> **Short problem**:
Extract the complete listing and repeat it word for word.

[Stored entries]
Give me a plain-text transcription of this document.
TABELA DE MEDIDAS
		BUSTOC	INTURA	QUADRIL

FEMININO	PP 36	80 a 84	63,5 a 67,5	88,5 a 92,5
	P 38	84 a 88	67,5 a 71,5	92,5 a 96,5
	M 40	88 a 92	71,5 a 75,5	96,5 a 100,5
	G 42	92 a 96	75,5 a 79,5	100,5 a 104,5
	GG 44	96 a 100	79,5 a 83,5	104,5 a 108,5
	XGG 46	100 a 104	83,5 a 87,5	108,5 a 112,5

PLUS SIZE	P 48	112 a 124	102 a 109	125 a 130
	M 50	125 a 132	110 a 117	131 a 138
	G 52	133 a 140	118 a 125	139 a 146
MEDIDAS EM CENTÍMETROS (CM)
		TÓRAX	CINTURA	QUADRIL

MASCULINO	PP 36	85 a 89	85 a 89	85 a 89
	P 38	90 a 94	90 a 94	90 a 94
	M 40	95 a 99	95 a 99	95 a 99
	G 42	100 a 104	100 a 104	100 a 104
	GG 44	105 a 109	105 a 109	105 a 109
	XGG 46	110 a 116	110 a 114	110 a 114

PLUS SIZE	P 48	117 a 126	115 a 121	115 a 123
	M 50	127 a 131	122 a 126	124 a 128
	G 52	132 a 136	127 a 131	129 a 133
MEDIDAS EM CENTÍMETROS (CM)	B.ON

> **Correct response**:
Give me a plain-text transcription of this document.
TABELA DE MEDIDAS
		BUSTOC	INTURA	QUADRIL

FEMININO	PP 36	80 a 84	63,5 a 67,5	88,5 a 92,5
	P 38	84 a 88	67,5 a 71,5	92,5 a 96,5
	M 40	88 a 92	71,5 a 75,5	96,5 a 100,5
	G 42	92 a 96	75,5 a 79,5	100,5 a 104,5
	GG 44	96 a 100	79,5 a 83,5	104,5 a 108,5
	XGG 46	100 a 104	83,5 a 87,5	108,5 a 112,5

PLUS SIZE	P 48	112 a 124	102 a 109	125 a 130
	M 50	125 a 132	110 a 117	131 a 138
	G 52	133 a 140	118 a 125	139 a 146
MEDIDAS EM CENTÍMETROS (CM)
		TÓRAX	CINTURA	QUADRIL

MASCULINO	PP 36	85 a 89	85 a 89	85 a 89
	P 38	90 a 94	90 a 94	90 a 94
	M 40	95 a 99	95 a 99	95 a 99
	G 42	100 a 104	100 a 104	100 a 104
	GG 44	105 a 109	105 a 109	105 a 109
	XGG 46	110 a 116	110 a 114	110 a 114

PLUS SIZE	P 48	117 a 126	115 a 121	115 a 123
	M 50	127 a 131	122 a 126	124 a 128
	G 52	132 a 136	127 a 131	129 a 133
MEDIDAS EM CENTÍMETROS (CM)	B.ON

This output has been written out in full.